__EXERCISE INSTRUCTIONS__.
Extract each line holding the word "bench" from the entries.

__EXERCISE MATERIALS__.
____

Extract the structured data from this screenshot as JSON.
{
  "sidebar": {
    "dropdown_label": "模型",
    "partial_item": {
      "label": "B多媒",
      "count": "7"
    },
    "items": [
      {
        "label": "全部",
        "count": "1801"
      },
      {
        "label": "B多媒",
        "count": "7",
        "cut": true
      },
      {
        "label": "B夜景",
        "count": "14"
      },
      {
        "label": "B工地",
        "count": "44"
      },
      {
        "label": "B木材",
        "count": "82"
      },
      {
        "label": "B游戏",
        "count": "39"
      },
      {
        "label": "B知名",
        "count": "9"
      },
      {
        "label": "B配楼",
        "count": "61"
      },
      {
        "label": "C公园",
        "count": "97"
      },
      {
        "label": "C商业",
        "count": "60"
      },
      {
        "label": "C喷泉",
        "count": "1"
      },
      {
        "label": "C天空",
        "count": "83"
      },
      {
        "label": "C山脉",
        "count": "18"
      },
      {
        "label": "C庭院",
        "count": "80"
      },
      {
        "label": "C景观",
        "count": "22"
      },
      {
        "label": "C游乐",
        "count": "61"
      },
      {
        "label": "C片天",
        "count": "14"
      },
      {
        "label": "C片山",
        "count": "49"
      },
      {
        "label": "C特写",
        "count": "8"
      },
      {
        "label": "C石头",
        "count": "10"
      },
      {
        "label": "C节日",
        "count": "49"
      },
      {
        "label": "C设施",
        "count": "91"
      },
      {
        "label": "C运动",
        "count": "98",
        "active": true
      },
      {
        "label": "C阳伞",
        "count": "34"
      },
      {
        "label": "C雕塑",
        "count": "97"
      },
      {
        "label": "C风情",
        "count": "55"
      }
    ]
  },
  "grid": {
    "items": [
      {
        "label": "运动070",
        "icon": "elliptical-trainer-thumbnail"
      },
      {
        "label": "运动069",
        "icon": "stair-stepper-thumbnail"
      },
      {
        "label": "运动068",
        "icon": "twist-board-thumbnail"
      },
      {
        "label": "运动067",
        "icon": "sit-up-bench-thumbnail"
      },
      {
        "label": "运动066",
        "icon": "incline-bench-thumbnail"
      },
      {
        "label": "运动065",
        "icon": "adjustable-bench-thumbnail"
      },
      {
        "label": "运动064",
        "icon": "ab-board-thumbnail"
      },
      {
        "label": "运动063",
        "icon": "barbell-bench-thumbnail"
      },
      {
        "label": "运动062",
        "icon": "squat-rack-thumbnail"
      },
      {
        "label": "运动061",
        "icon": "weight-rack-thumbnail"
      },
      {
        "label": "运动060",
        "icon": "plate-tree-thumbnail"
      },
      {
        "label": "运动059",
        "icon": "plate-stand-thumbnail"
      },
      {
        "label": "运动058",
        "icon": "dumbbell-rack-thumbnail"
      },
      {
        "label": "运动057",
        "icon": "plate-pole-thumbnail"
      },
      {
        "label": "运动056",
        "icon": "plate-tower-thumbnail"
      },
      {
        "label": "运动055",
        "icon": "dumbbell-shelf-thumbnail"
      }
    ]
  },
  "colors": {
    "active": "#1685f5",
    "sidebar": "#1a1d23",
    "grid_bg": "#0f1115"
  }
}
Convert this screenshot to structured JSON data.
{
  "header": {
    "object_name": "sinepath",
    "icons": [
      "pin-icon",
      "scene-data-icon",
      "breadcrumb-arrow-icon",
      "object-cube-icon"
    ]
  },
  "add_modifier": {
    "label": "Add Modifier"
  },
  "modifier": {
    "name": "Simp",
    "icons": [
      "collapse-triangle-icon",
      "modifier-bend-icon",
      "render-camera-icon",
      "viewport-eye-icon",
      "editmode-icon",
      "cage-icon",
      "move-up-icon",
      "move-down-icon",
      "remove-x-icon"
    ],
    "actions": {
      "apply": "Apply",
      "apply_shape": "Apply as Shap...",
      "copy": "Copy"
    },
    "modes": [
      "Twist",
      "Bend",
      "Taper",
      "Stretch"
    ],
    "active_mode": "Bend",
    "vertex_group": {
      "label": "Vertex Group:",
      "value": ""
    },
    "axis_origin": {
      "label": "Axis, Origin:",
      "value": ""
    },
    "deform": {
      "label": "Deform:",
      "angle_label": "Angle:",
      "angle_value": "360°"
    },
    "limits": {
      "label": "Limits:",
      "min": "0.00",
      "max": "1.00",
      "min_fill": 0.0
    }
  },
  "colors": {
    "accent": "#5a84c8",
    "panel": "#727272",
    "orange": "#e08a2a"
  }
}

____

__EXERCISE ANSWER__.
        "icon": "sit-up-bench-thumbnail"
        "icon": "incline-bench-thumbnail"
        "icon": "adjustable-bench-thumbnail"
        "icon": "barbell-bench-thumbnail"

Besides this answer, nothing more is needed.